WHAT IS REQUIRED - Where the string "title" occurs in the material below, report the whole line.

SUPPLIED INFORMATION -
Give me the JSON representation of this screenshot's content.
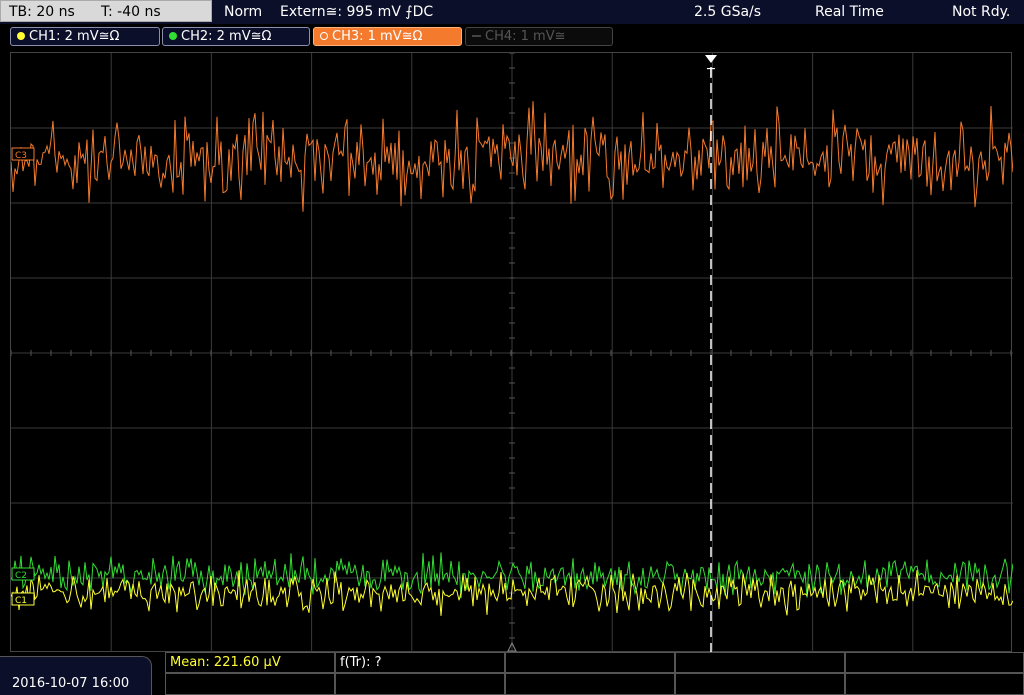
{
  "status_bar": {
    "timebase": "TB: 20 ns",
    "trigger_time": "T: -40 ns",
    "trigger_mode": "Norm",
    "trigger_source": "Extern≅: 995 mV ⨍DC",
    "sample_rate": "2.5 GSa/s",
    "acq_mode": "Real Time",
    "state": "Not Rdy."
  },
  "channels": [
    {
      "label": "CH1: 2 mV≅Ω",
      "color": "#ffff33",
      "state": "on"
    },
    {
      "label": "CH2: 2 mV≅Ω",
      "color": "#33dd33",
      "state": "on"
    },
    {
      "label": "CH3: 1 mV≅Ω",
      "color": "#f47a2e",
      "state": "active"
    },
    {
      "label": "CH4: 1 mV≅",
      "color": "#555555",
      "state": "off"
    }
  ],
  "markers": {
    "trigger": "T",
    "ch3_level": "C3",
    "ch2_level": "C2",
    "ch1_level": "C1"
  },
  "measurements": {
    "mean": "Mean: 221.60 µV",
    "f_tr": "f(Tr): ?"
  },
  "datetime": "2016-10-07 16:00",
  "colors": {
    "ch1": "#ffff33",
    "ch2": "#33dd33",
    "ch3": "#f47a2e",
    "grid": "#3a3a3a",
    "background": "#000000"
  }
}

---

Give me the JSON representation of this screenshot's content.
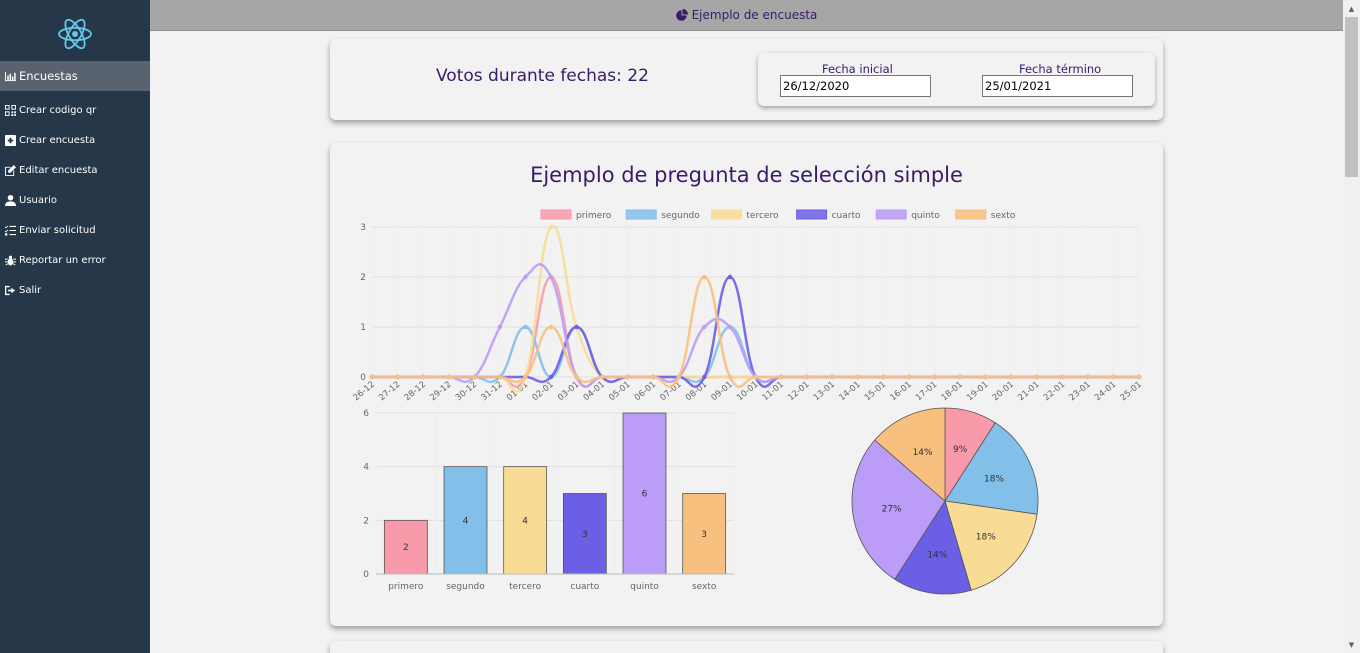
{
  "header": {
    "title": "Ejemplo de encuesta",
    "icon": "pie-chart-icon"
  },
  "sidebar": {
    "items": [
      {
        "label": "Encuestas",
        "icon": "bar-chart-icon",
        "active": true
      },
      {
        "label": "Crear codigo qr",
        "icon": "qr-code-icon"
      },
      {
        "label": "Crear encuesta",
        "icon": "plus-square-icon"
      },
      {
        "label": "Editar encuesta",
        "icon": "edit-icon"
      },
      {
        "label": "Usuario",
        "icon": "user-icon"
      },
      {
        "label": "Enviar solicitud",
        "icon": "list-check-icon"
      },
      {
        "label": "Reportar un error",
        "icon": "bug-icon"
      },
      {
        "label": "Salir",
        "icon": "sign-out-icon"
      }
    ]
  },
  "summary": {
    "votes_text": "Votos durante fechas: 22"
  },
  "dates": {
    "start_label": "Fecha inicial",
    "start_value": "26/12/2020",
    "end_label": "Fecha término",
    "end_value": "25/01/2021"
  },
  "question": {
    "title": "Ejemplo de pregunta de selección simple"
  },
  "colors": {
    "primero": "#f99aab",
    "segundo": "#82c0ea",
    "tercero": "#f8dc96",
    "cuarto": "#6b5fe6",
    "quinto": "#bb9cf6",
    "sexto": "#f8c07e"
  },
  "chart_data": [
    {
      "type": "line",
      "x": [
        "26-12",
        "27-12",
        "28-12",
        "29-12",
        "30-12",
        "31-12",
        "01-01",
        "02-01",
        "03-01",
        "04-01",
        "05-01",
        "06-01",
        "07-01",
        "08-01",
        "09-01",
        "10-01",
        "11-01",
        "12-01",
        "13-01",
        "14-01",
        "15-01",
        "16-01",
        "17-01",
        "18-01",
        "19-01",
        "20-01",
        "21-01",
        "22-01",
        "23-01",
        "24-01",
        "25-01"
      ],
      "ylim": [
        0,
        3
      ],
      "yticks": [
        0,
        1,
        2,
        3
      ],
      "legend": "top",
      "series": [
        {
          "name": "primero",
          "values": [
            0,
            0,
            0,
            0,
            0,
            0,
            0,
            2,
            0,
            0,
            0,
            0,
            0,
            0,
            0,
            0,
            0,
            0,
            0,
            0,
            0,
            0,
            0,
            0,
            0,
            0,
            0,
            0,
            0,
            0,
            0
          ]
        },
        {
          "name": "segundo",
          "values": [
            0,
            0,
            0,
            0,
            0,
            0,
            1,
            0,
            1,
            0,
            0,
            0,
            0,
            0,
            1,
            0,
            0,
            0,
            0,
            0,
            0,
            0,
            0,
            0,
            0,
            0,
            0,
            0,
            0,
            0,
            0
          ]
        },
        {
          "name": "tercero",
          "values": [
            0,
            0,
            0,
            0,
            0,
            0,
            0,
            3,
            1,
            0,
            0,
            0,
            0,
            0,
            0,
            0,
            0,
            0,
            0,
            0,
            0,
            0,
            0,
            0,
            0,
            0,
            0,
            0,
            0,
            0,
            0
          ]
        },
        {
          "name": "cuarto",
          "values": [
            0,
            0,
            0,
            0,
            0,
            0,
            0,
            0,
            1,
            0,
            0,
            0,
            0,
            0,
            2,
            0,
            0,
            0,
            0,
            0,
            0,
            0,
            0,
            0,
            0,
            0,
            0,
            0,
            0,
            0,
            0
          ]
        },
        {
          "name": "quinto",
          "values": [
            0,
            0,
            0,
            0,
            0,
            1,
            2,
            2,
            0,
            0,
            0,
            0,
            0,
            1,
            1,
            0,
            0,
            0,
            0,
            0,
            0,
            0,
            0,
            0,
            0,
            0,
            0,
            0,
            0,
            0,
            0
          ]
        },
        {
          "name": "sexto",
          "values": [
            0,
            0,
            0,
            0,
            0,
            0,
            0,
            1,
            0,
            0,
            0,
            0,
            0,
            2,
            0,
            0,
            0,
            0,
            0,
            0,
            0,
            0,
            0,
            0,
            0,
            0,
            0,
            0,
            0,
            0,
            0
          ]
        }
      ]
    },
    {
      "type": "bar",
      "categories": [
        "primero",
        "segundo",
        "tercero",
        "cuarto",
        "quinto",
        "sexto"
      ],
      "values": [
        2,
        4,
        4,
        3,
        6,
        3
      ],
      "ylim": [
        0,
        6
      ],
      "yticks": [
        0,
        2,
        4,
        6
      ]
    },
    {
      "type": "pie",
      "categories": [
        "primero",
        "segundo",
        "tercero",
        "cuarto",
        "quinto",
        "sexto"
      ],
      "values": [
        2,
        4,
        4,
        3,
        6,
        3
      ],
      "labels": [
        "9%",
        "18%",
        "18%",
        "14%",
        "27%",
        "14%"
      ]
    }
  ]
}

FULL RESPONSE -
    "title": "Ejemplo de encuesta",
    "title": "Ejemplo de pregunta de selección simple"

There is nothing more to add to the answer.